◆ **Job**
Look through the entries below and count the lines with the word "toast" in them; give only the number.

◆ **Data provided**
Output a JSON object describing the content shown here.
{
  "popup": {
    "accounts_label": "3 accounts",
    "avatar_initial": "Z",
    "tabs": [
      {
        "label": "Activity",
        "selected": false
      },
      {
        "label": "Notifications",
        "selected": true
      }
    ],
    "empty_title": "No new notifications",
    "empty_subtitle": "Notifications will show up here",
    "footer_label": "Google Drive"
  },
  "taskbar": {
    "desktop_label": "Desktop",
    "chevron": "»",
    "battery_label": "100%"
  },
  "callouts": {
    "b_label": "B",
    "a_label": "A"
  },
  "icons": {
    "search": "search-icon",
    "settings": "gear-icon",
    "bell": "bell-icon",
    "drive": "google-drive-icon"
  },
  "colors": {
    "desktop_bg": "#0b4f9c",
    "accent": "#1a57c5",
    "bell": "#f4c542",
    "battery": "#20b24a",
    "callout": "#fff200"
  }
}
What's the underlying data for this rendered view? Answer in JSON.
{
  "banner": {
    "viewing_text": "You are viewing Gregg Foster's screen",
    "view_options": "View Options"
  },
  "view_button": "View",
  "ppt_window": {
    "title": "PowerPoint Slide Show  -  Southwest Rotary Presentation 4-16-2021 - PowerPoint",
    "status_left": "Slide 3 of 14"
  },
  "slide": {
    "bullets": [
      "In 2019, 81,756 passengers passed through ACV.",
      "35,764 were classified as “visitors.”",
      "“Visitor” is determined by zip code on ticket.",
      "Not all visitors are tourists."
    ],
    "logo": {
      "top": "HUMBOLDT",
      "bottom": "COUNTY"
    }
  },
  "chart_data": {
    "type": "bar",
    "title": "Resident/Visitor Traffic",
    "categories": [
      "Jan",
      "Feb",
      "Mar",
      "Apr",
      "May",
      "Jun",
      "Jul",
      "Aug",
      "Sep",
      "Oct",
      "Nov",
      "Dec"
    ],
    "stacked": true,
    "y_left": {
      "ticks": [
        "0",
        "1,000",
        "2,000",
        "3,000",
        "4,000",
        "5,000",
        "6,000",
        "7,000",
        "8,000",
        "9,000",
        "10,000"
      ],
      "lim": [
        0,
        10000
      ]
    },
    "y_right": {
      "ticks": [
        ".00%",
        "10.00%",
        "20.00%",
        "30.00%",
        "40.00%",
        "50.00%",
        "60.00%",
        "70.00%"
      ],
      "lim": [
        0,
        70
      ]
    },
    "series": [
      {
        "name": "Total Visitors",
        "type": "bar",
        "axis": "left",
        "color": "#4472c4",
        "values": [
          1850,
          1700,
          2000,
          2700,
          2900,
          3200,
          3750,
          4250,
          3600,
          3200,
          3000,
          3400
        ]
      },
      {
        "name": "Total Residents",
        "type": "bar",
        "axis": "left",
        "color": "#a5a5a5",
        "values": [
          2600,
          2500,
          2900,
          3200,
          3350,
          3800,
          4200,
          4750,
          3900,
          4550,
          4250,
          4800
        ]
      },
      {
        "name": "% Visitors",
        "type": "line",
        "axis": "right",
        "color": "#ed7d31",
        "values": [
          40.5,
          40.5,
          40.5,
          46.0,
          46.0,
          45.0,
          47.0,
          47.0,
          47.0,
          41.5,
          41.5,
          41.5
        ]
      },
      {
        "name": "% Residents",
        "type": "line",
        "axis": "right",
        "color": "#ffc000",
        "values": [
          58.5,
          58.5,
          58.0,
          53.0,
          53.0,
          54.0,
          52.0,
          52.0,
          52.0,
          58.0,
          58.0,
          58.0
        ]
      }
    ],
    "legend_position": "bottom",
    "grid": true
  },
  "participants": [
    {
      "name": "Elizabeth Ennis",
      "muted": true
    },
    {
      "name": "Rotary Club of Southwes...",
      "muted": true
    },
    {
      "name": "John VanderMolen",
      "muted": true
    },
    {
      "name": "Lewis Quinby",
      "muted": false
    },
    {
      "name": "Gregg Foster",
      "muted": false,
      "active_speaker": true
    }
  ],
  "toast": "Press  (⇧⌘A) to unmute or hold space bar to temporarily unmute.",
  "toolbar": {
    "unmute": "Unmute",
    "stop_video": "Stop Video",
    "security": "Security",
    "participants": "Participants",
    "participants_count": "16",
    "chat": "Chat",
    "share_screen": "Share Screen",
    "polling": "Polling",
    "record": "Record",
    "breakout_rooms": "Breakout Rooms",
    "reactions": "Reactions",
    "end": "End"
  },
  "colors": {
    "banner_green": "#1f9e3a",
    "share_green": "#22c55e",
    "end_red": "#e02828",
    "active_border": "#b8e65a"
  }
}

---

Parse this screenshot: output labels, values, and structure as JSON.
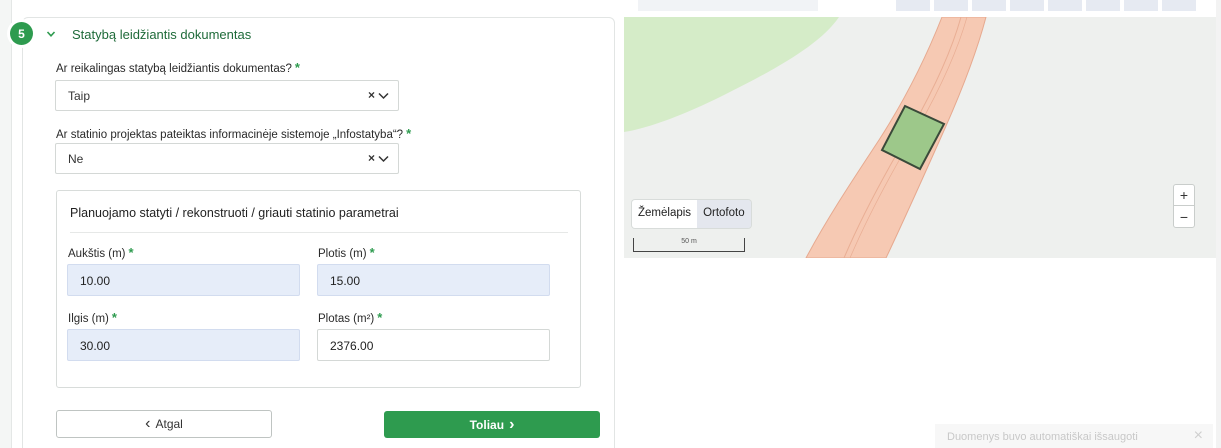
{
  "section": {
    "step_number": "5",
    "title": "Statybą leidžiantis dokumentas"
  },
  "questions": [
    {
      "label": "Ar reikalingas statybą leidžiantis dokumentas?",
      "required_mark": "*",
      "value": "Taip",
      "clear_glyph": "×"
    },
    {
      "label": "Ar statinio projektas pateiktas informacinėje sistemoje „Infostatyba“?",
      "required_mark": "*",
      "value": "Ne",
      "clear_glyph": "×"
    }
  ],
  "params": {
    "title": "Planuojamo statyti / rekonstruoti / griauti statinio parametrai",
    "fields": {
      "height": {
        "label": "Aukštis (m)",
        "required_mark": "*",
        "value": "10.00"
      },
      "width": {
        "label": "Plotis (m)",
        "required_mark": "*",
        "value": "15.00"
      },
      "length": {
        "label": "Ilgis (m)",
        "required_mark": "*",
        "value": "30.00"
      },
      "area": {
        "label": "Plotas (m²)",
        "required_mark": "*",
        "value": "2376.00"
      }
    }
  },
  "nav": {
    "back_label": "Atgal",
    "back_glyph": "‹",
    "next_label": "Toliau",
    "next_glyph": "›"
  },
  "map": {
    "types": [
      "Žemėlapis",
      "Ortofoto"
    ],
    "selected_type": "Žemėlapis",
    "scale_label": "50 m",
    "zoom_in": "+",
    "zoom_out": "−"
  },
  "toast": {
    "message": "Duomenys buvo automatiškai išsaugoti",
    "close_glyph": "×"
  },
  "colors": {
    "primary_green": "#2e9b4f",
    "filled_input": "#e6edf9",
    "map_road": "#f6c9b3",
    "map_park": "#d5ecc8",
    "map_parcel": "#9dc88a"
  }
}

◆ **Exercise answer**
2